- Records for the task -
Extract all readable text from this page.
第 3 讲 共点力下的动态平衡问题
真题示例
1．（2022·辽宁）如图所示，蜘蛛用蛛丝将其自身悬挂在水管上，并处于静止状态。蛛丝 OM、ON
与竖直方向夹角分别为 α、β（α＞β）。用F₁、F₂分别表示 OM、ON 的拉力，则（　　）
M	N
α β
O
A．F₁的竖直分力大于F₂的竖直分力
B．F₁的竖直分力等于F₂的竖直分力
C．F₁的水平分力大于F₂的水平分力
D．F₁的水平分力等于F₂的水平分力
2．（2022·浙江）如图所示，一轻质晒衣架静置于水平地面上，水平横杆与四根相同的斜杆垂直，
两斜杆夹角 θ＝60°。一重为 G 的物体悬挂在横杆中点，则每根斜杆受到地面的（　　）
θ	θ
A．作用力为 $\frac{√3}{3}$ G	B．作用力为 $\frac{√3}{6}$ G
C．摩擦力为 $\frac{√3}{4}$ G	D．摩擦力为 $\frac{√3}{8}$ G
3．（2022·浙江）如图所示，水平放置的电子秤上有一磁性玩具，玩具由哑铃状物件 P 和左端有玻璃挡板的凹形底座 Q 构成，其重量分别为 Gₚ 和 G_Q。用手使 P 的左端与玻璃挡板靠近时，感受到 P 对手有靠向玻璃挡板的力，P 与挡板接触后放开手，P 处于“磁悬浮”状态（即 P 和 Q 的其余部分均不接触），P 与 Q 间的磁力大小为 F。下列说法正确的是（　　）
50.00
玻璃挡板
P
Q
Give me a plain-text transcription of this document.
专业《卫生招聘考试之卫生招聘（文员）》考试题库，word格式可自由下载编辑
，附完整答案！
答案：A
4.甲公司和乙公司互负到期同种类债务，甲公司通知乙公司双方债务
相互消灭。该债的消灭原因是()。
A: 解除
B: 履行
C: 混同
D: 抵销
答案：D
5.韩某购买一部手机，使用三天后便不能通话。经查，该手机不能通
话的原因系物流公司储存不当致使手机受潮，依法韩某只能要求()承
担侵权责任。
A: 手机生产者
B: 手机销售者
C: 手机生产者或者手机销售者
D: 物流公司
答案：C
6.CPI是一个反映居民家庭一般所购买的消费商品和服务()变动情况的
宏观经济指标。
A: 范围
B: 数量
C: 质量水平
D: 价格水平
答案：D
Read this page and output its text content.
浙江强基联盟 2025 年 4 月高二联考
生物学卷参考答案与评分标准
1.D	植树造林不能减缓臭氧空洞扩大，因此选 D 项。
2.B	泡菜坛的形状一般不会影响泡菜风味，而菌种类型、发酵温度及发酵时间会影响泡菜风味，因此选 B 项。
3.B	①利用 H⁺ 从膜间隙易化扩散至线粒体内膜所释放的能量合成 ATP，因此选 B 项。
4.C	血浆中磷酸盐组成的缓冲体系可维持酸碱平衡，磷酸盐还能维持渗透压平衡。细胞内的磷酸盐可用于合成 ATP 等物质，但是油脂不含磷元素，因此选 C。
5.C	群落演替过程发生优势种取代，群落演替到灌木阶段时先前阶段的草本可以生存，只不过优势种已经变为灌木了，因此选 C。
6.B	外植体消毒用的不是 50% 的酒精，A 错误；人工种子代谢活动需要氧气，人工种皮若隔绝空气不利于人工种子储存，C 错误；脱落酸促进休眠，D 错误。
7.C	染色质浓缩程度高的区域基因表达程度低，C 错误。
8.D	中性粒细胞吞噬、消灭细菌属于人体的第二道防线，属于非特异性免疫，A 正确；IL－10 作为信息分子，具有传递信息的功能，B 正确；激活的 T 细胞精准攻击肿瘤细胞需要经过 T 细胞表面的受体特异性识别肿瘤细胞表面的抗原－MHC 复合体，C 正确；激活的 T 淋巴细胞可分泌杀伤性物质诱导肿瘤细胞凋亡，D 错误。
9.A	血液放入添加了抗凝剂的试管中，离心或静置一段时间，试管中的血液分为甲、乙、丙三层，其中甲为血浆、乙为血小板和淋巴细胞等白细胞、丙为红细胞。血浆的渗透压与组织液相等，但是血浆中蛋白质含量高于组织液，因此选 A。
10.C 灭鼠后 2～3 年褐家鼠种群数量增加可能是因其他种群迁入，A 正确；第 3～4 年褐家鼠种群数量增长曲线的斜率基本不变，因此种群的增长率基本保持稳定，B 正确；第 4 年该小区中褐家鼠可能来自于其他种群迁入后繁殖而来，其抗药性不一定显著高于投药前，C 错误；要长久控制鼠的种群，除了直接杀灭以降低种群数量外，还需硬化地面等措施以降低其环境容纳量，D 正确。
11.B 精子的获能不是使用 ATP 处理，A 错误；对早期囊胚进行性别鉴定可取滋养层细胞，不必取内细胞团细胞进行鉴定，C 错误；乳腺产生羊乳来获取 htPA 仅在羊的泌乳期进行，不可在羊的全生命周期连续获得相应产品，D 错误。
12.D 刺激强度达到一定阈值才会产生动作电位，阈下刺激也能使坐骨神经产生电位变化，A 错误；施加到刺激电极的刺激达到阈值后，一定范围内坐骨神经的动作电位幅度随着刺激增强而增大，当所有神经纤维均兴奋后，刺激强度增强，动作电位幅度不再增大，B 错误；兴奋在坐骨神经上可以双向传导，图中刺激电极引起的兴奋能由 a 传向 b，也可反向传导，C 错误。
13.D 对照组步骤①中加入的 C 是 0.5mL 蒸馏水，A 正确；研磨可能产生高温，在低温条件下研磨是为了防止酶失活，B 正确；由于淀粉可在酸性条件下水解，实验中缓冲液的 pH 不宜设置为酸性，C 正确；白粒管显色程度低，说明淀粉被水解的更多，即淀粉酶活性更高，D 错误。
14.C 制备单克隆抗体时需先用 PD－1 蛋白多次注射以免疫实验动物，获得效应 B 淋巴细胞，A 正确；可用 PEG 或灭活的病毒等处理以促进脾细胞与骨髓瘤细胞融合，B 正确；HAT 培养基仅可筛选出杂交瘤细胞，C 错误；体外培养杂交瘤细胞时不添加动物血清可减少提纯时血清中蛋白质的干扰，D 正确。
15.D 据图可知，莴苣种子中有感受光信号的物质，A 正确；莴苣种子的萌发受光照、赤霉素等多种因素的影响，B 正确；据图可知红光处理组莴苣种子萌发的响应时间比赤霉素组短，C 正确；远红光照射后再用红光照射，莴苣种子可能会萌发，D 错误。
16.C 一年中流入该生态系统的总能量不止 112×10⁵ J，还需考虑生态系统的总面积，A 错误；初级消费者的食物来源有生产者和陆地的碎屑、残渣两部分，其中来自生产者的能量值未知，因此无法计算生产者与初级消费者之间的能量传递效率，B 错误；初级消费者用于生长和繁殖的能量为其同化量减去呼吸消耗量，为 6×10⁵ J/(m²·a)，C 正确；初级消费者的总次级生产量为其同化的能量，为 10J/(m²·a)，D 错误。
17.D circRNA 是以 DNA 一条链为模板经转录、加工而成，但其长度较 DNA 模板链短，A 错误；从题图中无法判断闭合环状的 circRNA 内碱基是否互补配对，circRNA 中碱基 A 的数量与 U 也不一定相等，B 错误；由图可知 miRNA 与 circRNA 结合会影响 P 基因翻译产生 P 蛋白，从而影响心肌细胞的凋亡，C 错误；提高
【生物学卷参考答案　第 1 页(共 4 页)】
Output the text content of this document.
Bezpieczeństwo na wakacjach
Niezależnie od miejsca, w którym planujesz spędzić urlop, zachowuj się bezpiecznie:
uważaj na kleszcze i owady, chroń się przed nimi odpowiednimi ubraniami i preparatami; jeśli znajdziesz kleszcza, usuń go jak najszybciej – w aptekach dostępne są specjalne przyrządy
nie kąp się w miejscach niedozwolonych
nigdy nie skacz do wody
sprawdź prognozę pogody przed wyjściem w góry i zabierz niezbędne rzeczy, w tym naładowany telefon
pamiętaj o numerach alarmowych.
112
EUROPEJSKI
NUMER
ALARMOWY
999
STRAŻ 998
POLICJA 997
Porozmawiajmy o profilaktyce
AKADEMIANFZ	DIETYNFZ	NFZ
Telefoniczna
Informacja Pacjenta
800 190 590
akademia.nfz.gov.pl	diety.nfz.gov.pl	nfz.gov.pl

- What this task involves -
Look through the material above and pick out each line holding the word "frac".

- The output -
A．作用力为 $\frac{√3}{3}$ G	B．作用力为 $\frac{√3}{6}$ G
C．摩擦力为 $\frac{√3}{4}$ G	D．摩擦力为 $\frac{√3}{8}$ G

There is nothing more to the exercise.